Each entry below is to be printed verbatim.
• • • • • • •
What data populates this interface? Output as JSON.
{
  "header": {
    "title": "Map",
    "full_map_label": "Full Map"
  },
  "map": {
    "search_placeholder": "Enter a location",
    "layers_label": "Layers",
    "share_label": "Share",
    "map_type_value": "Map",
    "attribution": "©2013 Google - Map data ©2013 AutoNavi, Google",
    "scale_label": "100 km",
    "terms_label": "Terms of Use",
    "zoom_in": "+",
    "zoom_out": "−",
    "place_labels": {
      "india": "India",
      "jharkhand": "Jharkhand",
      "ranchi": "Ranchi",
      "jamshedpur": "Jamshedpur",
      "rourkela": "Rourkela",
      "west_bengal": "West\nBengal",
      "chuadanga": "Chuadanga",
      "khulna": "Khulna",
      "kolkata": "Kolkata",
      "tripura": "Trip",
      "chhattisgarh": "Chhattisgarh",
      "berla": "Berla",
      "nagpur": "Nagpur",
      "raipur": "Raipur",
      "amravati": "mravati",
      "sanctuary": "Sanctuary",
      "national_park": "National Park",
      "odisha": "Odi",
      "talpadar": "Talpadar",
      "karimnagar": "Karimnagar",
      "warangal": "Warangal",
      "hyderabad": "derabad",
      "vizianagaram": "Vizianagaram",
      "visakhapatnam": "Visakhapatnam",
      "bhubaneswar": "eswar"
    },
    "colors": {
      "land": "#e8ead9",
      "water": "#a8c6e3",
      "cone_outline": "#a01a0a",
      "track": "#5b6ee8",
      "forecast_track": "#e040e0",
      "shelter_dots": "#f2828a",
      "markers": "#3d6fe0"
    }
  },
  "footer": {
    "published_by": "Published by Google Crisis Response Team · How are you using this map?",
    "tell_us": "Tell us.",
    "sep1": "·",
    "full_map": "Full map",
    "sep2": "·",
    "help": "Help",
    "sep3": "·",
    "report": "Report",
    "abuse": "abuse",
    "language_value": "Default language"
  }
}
• • • • • • •
■ Exercise output ■
What data populates this interface? Output as JSON.
{
  "header": {
    "title": "Map",
    "full_map_label": "Full Map"
  },
  "map": {
    "search_placeholder": "Enter a location",
    "layers_label": "Layers",
    "share_label": "Share",
    "map_type_value": "Map",
    "attribution": "©2013 Google - Map data ©2013 AutoNavi, Google",
    "scale_label": "100 km",
    "terms_label": "Terms of Use",
    "zoom_in": "+",
    "zoom_out": "−",
    "place_labels": {
      "india": "India",
      "jharkhand": "Jharkhand",
      "ranchi": "Ranchi",
      "jamshedpur": "Jamshedpur",
      "rourkela": "Rourkela",
      "west_bengal": "West\nBengal",
      "chuadanga": "Chuadanga",
      "khulna": "Khulna",
      "kolkata": "Kolkata",
      "tripura": "Trip",
      "chhattisgarh": "Chhattisgarh",
      "berla": "Berla",
      "nagpur": "Nagpur",
      "raipur": "Raipur",
      "amravati": "mravati",
      "sanctuary": "Sanctuary",
      "national_park": "National Park",
      "odisha": "Odi",
      "talpadar": "Talpadar",
      "karimnagar": "Karimnagar",
      "warangal": "Warangal",
      "hyderabad": "derabad",
      "vizianagaram": "Vizianagaram",
      "visakhapatnam": "Visakhapatnam",
      "bhubaneswar": "eswar"
    },
    "colors": {
      "land": "#e8ead9",
      "water": "#a8c6e3",
      "cone_outline": "#a01a0a",
      "track": "#5b6ee8",
      "forecast_track": "#e040e0",
      "shelter_dots": "#f2828a",
      "markers": "#3d6fe0"
    }
  },
  "footer": {
    "published_by": "Published by Google Crisis Response Team · How are you using this map?",
    "tell_us": "Tell us.",
    "sep1": "·",
    "full_map": "Full map",
    "sep2": "·",
    "help": "Help",
    "sep3": "·",
    "report": "Report",
    "abuse": "abuse",
    "language_value": "Default language"
  }
}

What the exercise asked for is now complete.